_Directions_
Scan the listing that follows and report how many lines contain "condicional". Write the number alone.

Extracted records:
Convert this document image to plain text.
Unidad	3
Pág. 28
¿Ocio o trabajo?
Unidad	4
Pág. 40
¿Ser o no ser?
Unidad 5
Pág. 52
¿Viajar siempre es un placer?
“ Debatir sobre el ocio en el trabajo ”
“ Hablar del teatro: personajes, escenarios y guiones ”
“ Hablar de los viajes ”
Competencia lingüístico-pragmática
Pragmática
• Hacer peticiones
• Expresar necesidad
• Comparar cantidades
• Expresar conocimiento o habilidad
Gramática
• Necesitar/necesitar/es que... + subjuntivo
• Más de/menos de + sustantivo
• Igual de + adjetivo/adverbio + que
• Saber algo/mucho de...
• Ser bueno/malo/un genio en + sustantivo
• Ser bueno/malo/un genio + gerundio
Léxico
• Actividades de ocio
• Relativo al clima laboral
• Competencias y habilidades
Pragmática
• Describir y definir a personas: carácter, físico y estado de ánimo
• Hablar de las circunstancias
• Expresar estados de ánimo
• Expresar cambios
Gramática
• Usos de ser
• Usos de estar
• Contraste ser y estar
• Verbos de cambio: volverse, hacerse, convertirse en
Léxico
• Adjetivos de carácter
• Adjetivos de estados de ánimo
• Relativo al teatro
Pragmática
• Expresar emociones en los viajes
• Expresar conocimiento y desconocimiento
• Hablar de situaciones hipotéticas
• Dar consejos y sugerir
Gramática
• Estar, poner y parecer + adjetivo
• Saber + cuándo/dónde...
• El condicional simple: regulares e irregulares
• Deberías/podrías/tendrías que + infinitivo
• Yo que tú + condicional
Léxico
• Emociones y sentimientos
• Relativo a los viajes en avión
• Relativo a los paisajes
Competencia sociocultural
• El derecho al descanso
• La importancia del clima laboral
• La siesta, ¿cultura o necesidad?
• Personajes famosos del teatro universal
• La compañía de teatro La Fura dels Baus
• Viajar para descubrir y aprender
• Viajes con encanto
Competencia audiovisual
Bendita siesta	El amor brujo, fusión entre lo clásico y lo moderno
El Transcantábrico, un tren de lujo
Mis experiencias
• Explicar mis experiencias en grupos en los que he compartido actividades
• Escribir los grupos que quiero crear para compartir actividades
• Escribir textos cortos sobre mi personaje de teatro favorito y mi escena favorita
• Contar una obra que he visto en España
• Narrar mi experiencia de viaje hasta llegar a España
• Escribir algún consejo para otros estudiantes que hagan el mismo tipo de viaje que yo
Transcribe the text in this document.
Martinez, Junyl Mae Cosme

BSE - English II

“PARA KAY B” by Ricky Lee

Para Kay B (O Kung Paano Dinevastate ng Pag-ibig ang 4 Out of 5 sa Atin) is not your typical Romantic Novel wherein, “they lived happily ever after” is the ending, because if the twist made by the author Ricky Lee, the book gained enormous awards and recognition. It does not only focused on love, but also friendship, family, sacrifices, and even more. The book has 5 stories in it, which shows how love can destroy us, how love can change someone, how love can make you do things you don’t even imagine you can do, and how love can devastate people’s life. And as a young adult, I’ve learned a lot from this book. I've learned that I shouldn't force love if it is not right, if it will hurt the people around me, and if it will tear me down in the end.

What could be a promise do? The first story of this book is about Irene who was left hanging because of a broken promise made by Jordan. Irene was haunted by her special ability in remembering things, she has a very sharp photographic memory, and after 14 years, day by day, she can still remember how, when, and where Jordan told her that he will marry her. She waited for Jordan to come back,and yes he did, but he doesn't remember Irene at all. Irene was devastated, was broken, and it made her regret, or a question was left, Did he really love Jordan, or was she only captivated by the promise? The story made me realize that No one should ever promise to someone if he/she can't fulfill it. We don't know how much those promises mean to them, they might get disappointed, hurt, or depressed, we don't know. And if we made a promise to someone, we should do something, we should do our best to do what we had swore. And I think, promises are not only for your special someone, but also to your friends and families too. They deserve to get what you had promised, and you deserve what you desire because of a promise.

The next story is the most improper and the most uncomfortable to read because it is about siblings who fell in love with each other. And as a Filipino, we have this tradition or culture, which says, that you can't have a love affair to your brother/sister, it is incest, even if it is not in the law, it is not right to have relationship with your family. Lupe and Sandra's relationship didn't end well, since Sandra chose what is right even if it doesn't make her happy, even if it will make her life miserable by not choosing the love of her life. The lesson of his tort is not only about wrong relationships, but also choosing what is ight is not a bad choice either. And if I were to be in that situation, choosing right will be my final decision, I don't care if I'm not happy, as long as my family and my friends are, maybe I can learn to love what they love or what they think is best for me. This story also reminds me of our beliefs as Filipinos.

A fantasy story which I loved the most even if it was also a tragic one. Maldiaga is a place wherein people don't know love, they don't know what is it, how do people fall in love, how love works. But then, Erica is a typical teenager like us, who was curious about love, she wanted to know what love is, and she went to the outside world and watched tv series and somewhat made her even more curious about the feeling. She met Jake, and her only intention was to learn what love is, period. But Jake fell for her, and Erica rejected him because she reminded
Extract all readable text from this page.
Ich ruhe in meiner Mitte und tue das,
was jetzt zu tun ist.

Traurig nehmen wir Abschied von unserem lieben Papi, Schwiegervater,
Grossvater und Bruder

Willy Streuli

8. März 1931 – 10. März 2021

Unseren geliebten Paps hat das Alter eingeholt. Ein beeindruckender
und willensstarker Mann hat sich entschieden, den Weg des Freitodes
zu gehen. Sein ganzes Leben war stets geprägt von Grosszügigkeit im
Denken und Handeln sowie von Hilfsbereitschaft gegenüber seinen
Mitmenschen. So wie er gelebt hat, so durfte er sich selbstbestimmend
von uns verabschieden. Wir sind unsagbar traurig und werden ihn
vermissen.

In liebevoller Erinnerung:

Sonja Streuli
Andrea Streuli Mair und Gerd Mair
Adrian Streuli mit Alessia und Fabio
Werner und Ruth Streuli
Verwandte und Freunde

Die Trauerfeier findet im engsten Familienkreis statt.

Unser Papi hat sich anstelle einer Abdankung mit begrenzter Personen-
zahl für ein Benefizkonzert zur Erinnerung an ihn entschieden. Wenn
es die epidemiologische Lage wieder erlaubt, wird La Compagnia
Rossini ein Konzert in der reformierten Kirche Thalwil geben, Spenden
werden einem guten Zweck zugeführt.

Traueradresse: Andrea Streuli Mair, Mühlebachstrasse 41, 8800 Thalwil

_Exercise answer_
2